+++ Exercise material +++

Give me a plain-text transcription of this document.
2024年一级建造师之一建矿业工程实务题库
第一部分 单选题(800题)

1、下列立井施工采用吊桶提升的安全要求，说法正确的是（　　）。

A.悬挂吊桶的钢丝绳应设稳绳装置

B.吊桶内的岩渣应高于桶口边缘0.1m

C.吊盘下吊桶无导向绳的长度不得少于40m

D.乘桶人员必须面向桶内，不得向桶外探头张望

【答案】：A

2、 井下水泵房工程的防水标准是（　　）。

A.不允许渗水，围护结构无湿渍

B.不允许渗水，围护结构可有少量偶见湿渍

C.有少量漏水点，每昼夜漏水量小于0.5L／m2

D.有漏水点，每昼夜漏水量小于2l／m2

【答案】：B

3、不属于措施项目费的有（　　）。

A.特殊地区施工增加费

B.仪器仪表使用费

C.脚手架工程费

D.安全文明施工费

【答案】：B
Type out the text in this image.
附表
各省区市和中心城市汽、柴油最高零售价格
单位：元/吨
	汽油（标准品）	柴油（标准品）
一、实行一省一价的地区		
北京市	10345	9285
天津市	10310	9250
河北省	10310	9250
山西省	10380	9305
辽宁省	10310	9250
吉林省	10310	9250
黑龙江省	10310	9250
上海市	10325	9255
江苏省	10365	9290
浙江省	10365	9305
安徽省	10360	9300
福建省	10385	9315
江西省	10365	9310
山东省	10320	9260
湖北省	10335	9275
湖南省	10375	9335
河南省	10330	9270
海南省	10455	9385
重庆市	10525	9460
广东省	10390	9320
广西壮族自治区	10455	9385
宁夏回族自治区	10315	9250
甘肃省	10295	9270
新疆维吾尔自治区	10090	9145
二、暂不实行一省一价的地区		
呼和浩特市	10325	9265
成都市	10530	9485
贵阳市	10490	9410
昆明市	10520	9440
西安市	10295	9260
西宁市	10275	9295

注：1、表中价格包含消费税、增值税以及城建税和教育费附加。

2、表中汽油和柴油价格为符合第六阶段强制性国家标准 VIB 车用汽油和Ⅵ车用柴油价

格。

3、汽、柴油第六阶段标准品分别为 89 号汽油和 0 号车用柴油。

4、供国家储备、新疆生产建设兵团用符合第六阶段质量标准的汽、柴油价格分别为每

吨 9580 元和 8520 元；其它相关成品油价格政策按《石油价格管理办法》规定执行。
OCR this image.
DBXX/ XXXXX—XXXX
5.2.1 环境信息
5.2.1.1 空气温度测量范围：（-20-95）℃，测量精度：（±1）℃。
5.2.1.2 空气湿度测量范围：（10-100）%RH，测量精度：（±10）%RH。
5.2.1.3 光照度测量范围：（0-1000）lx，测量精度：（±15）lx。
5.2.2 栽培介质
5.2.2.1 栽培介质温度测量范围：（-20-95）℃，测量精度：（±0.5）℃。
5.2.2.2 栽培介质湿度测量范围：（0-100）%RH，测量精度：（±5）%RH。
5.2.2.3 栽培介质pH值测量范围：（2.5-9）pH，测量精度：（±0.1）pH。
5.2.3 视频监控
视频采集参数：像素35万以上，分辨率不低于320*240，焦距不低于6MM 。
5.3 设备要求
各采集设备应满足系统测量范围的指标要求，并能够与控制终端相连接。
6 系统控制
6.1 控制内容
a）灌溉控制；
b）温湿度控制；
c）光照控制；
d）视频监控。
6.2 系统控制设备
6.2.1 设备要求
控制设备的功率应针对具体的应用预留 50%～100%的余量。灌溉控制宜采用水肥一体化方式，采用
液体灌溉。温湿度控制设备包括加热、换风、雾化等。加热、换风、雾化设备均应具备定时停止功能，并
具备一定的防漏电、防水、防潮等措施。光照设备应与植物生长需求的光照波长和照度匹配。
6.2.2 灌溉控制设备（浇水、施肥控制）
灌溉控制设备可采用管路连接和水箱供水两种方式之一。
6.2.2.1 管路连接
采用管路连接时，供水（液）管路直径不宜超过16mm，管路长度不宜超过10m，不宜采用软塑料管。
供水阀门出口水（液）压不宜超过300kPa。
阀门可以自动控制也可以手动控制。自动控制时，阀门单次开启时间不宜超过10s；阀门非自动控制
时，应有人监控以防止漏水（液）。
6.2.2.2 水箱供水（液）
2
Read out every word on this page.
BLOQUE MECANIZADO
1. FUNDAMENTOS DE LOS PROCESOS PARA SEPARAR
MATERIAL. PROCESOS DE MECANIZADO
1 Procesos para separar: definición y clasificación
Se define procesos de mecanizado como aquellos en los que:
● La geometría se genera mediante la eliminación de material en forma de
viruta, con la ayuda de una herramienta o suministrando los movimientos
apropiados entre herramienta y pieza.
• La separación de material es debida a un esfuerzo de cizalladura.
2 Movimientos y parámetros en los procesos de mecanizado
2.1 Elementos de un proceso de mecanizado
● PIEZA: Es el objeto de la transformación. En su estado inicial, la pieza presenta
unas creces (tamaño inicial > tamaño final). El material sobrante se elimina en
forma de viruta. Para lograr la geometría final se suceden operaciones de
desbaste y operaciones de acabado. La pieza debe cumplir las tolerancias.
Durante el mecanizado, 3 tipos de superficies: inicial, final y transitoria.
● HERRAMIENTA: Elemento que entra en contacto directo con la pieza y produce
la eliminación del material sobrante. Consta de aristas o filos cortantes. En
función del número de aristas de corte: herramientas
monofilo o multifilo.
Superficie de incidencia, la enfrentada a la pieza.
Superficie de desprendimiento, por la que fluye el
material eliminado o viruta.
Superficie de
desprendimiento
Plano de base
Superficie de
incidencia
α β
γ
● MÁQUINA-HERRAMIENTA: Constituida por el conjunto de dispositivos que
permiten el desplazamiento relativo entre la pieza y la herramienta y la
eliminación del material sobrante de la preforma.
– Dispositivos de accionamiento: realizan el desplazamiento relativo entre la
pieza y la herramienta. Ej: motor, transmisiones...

+++

Reply with the number of lines in the material above that contain "image", and nothing more.

2